-- OBJECTIVE --
Verbatim output of all the material below is required.

*****

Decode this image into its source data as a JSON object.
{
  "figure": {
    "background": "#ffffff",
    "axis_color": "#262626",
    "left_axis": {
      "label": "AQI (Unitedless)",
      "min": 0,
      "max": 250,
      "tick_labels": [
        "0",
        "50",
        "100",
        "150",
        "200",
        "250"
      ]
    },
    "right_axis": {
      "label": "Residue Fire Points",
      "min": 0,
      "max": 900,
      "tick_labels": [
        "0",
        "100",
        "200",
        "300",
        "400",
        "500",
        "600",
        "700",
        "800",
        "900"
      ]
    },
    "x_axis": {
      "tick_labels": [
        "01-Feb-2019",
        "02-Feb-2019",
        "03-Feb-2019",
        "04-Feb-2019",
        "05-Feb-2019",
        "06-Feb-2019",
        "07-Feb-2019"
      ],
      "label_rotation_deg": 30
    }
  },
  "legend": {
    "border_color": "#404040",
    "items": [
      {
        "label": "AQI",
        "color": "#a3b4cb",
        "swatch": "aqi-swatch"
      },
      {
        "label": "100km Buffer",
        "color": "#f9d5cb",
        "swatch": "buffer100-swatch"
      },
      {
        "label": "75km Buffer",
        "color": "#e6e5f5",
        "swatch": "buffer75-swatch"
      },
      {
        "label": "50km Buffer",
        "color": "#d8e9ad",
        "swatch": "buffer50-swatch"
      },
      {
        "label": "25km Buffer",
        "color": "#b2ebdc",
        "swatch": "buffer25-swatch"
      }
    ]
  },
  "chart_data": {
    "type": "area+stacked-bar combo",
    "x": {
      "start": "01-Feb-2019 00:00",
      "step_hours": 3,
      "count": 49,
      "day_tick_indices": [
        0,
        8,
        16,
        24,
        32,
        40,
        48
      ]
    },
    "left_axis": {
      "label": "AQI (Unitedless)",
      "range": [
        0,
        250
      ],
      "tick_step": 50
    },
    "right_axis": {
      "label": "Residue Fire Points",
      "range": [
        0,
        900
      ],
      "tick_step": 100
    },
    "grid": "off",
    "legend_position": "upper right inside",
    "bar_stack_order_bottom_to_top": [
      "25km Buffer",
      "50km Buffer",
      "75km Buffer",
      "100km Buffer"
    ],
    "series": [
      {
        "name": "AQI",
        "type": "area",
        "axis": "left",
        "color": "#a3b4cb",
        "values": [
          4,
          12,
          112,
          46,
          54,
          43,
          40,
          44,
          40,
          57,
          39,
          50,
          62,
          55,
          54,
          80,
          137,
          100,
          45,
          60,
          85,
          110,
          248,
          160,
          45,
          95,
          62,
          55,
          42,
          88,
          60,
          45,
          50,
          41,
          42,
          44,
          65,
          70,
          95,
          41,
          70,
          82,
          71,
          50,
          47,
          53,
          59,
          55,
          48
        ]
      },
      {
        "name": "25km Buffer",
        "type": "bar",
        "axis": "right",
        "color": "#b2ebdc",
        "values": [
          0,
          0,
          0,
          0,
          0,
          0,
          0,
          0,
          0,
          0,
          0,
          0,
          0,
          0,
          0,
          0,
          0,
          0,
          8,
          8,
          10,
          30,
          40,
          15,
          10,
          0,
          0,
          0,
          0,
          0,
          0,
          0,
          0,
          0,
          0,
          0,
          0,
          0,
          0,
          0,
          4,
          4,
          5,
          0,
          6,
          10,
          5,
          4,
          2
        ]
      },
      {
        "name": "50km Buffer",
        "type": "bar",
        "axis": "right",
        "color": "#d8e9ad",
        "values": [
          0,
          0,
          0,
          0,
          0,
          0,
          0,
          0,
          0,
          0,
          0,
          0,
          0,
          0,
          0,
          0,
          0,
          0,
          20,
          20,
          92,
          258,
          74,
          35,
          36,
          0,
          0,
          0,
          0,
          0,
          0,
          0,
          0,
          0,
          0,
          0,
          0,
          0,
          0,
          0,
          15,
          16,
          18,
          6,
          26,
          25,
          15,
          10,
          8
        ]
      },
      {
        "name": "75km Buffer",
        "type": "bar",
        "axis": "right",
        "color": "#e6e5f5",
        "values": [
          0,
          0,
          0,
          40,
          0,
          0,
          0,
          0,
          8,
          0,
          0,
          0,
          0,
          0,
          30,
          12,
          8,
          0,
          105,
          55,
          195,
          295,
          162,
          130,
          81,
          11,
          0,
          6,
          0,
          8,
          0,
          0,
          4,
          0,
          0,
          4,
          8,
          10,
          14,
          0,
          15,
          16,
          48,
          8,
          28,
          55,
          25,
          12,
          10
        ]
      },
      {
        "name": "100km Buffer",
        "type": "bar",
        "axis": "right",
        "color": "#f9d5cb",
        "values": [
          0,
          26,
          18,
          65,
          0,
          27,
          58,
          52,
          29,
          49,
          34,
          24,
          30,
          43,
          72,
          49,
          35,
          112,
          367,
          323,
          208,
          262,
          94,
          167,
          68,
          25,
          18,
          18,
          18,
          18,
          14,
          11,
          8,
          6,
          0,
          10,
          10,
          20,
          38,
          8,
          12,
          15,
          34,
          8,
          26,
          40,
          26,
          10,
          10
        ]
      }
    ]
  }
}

*****

-- SOLUTION FOR THIS PROBLEM --
Decode this image into its source data as a JSON object.
{
  "figure": {
    "background": "#ffffff",
    "axis_color": "#262626",
    "left_axis": {
      "label": "AQI (Unitedless)",
      "min": 0,
      "max": 250,
      "tick_labels": [
        "0",
        "50",
        "100",
        "150",
        "200",
        "250"
      ]
    },
    "right_axis": {
      "label": "Residue Fire Points",
      "min": 0,
      "max": 900,
      "tick_labels": [
        "0",
        "100",
        "200",
        "300",
        "400",
        "500",
        "600",
        "700",
        "800",
        "900"
      ]
    },
    "x_axis": {
      "tick_labels": [
        "01-Feb-2019",
        "02-Feb-2019",
        "03-Feb-2019",
        "04-Feb-2019",
        "05-Feb-2019",
        "06-Feb-2019",
        "07-Feb-2019"
      ],
      "label_rotation_deg": 30
    }
  },
  "legend": {
    "border_color": "#404040",
    "items": [
      {
        "label": "AQI",
        "color": "#a3b4cb",
        "swatch": "aqi-swatch"
      },
      {
        "label": "100km Buffer",
        "color": "#f9d5cb",
        "swatch": "buffer100-swatch"
      },
      {
        "label": "75km Buffer",
        "color": "#e6e5f5",
        "swatch": "buffer75-swatch"
      },
      {
        "label": "50km Buffer",
        "color": "#d8e9ad",
        "swatch": "buffer50-swatch"
      },
      {
        "label": "25km Buffer",
        "color": "#b2ebdc",
        "swatch": "buffer25-swatch"
      }
    ]
  },
  "chart_data": {
    "type": "area+stacked-bar combo",
    "x": {
      "start": "01-Feb-2019 00:00",
      "step_hours": 3,
      "count": 49,
      "day_tick_indices": [
        0,
        8,
        16,
        24,
        32,
        40,
        48
      ]
    },
    "left_axis": {
      "label": "AQI (Unitedless)",
      "range": [
        0,
        250
      ],
      "tick_step": 50
    },
    "right_axis": {
      "label": "Residue Fire Points",
      "range": [
        0,
        900
      ],
      "tick_step": 100
    },
    "grid": "off",
    "legend_position": "upper right inside",
    "bar_stack_order_bottom_to_top": [
      "25km Buffer",
      "50km Buffer",
      "75km Buffer",
      "100km Buffer"
    ],
    "series": [
      {
        "name": "AQI",
        "type": "area",
        "axis": "left",
        "color": "#a3b4cb",
        "values": [
          4,
          12,
          112,
          46,
          54,
          43,
          40,
          44,
          40,
          57,
          39,
          50,
          62,
          55,
          54,
          80,
          137,
          100,
          45,
          60,
          85,
          110,
          248,
          160,
          45,
          95,
          62,
          55,
          42,
          88,
          60,
          45,
          50,
          41,
          42,
          44,
          65,
          70,
          95,
          41,
          70,
          82,
          71,
          50,
          47,
          53,
          59,
          55,
          48
        ]
      },
      {
        "name": "25km Buffer",
        "type": "bar",
        "axis": "right",
        "color": "#b2ebdc",
        "values": [
          0,
          0,
          0,
          0,
          0,
          0,
          0,
          0,
          0,
          0,
          0,
          0,
          0,
          0,
          0,
          0,
          0,
          0,
          8,
          8,
          10,
          30,
          40,
          15,
          10,
          0,
          0,
          0,
          0,
          0,
          0,
          0,
          0,
          0,
          0,
          0,
          0,
          0,
          0,
          0,
          4,
          4,
          5,
          0,
          6,
          10,
          5,
          4,
          2
        ]
      },
      {
        "name": "50km Buffer",
        "type": "bar",
        "axis": "right",
        "color": "#d8e9ad",
        "values": [
          0,
          0,
          0,
          0,
          0,
          0,
          0,
          0,
          0,
          0,
          0,
          0,
          0,
          0,
          0,
          0,
          0,
          0,
          20,
          20,
          92,
          258,
          74,
          35,
          36,
          0,
          0,
          0,
          0,
          0,
          0,
          0,
          0,
          0,
          0,
          0,
          0,
          0,
          0,
          0,
          15,
          16,
          18,
          6,
          26,
          25,
          15,
          10,
          8
        ]
      },
      {
        "name": "75km Buffer",
        "type": "bar",
        "axis": "right",
        "color": "#e6e5f5",
        "values": [
          0,
          0,
          0,
          40,
          0,
          0,
          0,
          0,
          8,
          0,
          0,
          0,
          0,
          0,
          30,
          12,
          8,
          0,
          105,
          55,
          195,
          295,
          162,
          130,
          81,
          11,
          0,
          6,
          0,
          8,
          0,
          0,
          4,
          0,
          0,
          4,
          8,
          10,
          14,
          0,
          15,
          16,
          48,
          8,
          28,
          55,
          25,
          12,
          10
        ]
      },
      {
        "name": "100km Buffer",
        "type": "bar",
        "axis": "right",
        "color": "#f9d5cb",
        "values": [
          0,
          26,
          18,
          65,
          0,
          27,
          58,
          52,
          29,
          49,
          34,
          24,
          30,
          43,
          72,
          49,
          35,
          112,
          367,
          323,
          208,
          262,
          94,
          167,
          68,
          25,
          18,
          18,
          18,
          18,
          14,
          11,
          8,
          6,
          0,
          10,
          10,
          20,
          38,
          8,
          12,
          15,
          34,
          8,
          26,
          40,
          26,
          10,
          10
        ]
      }
    ]
  }
}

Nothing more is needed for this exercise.